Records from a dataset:

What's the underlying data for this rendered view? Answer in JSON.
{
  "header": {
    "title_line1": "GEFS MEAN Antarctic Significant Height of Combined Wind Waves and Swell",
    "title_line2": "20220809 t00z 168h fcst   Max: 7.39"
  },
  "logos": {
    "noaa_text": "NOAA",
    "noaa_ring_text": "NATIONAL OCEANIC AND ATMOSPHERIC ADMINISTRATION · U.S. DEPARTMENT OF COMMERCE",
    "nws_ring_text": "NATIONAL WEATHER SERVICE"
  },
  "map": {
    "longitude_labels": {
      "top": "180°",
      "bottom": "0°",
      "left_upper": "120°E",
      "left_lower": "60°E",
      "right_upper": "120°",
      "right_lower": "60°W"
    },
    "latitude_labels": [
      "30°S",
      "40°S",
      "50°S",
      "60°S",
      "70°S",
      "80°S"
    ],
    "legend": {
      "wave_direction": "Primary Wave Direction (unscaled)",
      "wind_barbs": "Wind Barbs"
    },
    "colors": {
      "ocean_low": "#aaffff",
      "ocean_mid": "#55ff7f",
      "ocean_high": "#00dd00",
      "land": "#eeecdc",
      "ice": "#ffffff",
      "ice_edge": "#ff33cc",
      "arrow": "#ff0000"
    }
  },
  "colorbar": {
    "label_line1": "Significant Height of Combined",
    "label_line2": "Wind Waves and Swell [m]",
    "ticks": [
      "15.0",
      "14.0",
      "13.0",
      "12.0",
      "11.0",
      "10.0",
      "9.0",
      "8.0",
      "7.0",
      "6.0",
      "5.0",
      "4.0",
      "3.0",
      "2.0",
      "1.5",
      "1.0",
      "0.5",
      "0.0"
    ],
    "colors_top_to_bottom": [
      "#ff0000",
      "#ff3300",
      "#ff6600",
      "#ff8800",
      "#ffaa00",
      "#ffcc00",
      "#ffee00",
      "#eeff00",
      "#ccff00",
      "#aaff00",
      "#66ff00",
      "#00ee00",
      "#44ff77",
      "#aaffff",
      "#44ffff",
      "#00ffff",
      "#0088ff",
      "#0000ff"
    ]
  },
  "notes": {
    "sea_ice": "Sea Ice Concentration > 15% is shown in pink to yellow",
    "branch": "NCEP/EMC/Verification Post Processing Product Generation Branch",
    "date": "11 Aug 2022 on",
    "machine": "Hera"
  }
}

- _EXERCISE BRIEF_
Every line of the data above should be copied exactly.

- _THE RESULT_
What's the underlying data for this rendered view? Answer in JSON.
{
  "header": {
    "title_line1": "GEFS MEAN Antarctic Significant Height of Combined Wind Waves and Swell",
    "title_line2": "20220809 t00z 168h fcst   Max: 7.39"
  },
  "logos": {
    "noaa_text": "NOAA",
    "noaa_ring_text": "NATIONAL OCEANIC AND ATMOSPHERIC ADMINISTRATION · U.S. DEPARTMENT OF COMMERCE",
    "nws_ring_text": "NATIONAL WEATHER SERVICE"
  },
  "map": {
    "longitude_labels": {
      "top": "180°",
      "bottom": "0°",
      "left_upper": "120°E",
      "left_lower": "60°E",
      "right_upper": "120°",
      "right_lower": "60°W"
    },
    "latitude_labels": [
      "30°S",
      "40°S",
      "50°S",
      "60°S",
      "70°S",
      "80°S"
    ],
    "legend": {
      "wave_direction": "Primary Wave Direction (unscaled)",
      "wind_barbs": "Wind Barbs"
    },
    "colors": {
      "ocean_low": "#aaffff",
      "ocean_mid": "#55ff7f",
      "ocean_high": "#00dd00",
      "land": "#eeecdc",
      "ice": "#ffffff",
      "ice_edge": "#ff33cc",
      "arrow": "#ff0000"
    }
  },
  "colorbar": {
    "label_line1": "Significant Height of Combined",
    "label_line2": "Wind Waves and Swell [m]",
    "ticks": [
      "15.0",
      "14.0",
      "13.0",
      "12.0",
      "11.0",
      "10.0",
      "9.0",
      "8.0",
      "7.0",
      "6.0",
      "5.0",
      "4.0",
      "3.0",
      "2.0",
      "1.5",
      "1.0",
      "0.5",
      "0.0"
    ],
    "colors_top_to_bottom": [
      "#ff0000",
      "#ff3300",
      "#ff6600",
      "#ff8800",
      "#ffaa00",
      "#ffcc00",
      "#ffee00",
      "#eeff00",
      "#ccff00",
      "#aaff00",
      "#66ff00",
      "#00ee00",
      "#44ff77",
      "#aaffff",
      "#44ffff",
      "#00ffff",
      "#0088ff",
      "#0000ff"
    ]
  },
  "notes": {
    "sea_ice": "Sea Ice Concentration > 15% is shown in pink to yellow",
    "branch": "NCEP/EMC/Verification Post Processing Product Generation Branch",
    "date": "11 Aug 2022 on",
    "machine": "Hera"
  }
}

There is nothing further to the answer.